::: Records for this exercise
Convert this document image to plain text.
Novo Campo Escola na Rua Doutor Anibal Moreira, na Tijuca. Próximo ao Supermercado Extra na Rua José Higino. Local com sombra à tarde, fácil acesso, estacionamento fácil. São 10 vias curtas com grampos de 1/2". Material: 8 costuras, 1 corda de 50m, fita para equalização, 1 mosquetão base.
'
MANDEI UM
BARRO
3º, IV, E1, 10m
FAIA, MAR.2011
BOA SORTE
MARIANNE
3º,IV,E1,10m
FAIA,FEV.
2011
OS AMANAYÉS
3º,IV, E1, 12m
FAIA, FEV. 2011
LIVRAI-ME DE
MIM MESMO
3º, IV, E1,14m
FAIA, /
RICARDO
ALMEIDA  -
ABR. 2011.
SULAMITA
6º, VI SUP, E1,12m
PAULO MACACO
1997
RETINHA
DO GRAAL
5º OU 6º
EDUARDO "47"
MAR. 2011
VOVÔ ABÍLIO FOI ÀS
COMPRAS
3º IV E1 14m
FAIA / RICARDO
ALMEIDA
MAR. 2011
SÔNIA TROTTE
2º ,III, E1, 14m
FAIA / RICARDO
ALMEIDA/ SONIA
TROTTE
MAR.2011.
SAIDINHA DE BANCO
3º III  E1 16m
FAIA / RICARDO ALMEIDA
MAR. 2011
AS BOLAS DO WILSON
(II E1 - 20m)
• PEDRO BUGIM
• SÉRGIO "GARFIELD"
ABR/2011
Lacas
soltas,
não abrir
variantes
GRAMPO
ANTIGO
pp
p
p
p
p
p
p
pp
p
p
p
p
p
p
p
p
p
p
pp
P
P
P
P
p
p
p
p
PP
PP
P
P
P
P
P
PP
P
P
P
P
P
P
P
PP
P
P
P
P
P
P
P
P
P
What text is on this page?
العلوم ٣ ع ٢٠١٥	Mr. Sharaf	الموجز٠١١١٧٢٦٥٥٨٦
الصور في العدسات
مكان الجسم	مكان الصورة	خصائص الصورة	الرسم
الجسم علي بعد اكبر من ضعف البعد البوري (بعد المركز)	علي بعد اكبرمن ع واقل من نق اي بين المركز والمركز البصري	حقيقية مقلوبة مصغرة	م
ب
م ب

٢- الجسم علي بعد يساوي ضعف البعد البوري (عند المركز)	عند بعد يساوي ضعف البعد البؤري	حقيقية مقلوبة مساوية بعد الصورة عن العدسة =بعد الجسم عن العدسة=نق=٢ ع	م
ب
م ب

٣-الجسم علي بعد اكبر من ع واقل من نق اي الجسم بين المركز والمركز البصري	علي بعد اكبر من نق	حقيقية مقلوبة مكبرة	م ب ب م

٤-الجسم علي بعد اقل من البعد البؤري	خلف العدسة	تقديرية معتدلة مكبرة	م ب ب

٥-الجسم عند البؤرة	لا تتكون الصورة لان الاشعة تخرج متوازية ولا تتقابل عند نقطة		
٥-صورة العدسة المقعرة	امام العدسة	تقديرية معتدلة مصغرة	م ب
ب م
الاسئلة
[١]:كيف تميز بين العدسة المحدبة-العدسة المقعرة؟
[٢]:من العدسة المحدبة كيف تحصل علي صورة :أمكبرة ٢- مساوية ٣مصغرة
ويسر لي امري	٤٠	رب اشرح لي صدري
::::::
**Instructions for the task**.
Transcribe every record above exactly as it appears.

**Output below**.
Convert this document image to plain text.
Novo Campo Escola na Rua Doutor Anibal Moreira, na Tijuca. Próximo ao Supermercado Extra na Rua José Higino. Local com sombra à tarde, fácil acesso, estacionamento fácil. São 10 vias curtas com grampos de 1/2". Material: 8 costuras, 1 corda de 50m, fita para equalização, 1 mosquetão base.
'
MANDEI UM
BARRO
3º, IV, E1, 10m
FAIA, MAR.2011
BOA SORTE
MARIANNE
3º,IV,E1,10m
FAIA,FEV.
2011
OS AMANAYÉS
3º,IV, E1, 12m
FAIA, FEV. 2011
LIVRAI-ME DE
MIM MESMO
3º, IV, E1,14m
FAIA, /
RICARDO
ALMEIDA  -
ABR. 2011.
SULAMITA
6º, VI SUP, E1,12m
PAULO MACACO
1997
RETINHA
DO GRAAL
5º OU 6º
EDUARDO "47"
MAR. 2011
VOVÔ ABÍLIO FOI ÀS
COMPRAS
3º IV E1 14m
FAIA / RICARDO
ALMEIDA
MAR. 2011
SÔNIA TROTTE
2º ,III, E1, 14m
FAIA / RICARDO
ALMEIDA/ SONIA
TROTTE
MAR.2011.
SAIDINHA DE BANCO
3º III  E1 16m
FAIA / RICARDO ALMEIDA
MAR. 2011
AS BOLAS DO WILSON
(II E1 - 20m)
• PEDRO BUGIM
• SÉRGIO "GARFIELD"
ABR/2011
Lacas
soltas,
não abrir
variantes
GRAMPO
ANTIGO
pp
p
p
p
p
p
p
pp
p
p
p
p
p
p
p
p
p
p
pp
P
P
P
P
p
p
p
p
PP
PP
P
P
P
P
P
PP
P
P
P
P
P
P
P
PP
P
P
P
P
P
P
P
P
P
What text is on this page?
العلوم ٣ ع ٢٠١٥	Mr. Sharaf	الموجز٠١١١٧٢٦٥٥٨٦
الصور في العدسات
مكان الجسم	مكان الصورة	خصائص الصورة	الرسم
الجسم علي بعد اكبر من ضعف البعد البوري (بعد المركز)	علي بعد اكبرمن ع واقل من نق اي بين المركز والمركز البصري	حقيقية مقلوبة مصغرة	م
ب
م ب

٢- الجسم علي بعد يساوي ضعف البعد البوري (عند المركز)	عند بعد يساوي ضعف البعد البؤري	حقيقية مقلوبة مساوية بعد الصورة عن العدسة =بعد الجسم عن العدسة=نق=٢ ع	م
ب
م ب

٣-الجسم علي بعد اكبر من ع واقل من نق اي الجسم بين المركز والمركز البصري	علي بعد اكبر من نق	حقيقية مقلوبة مكبرة	م ب ب م

٤-الجسم علي بعد اقل من البعد البؤري	خلف العدسة	تقديرية معتدلة مكبرة	م ب ب

٥-الجسم عند البؤرة	لا تتكون الصورة لان الاشعة تخرج متوازية ولا تتقابل عند نقطة		
٥-صورة العدسة المقعرة	امام العدسة	تقديرية معتدلة مصغرة	م ب
ب م
الاسئلة
[١]:كيف تميز بين العدسة المحدبة-العدسة المقعرة؟
[٢]:من العدسة المحدبة كيف تحصل علي صورة :أمكبرة ٢- مساوية ٣مصغرة
ويسر لي امري	٤٠	رب اشرح لي صدري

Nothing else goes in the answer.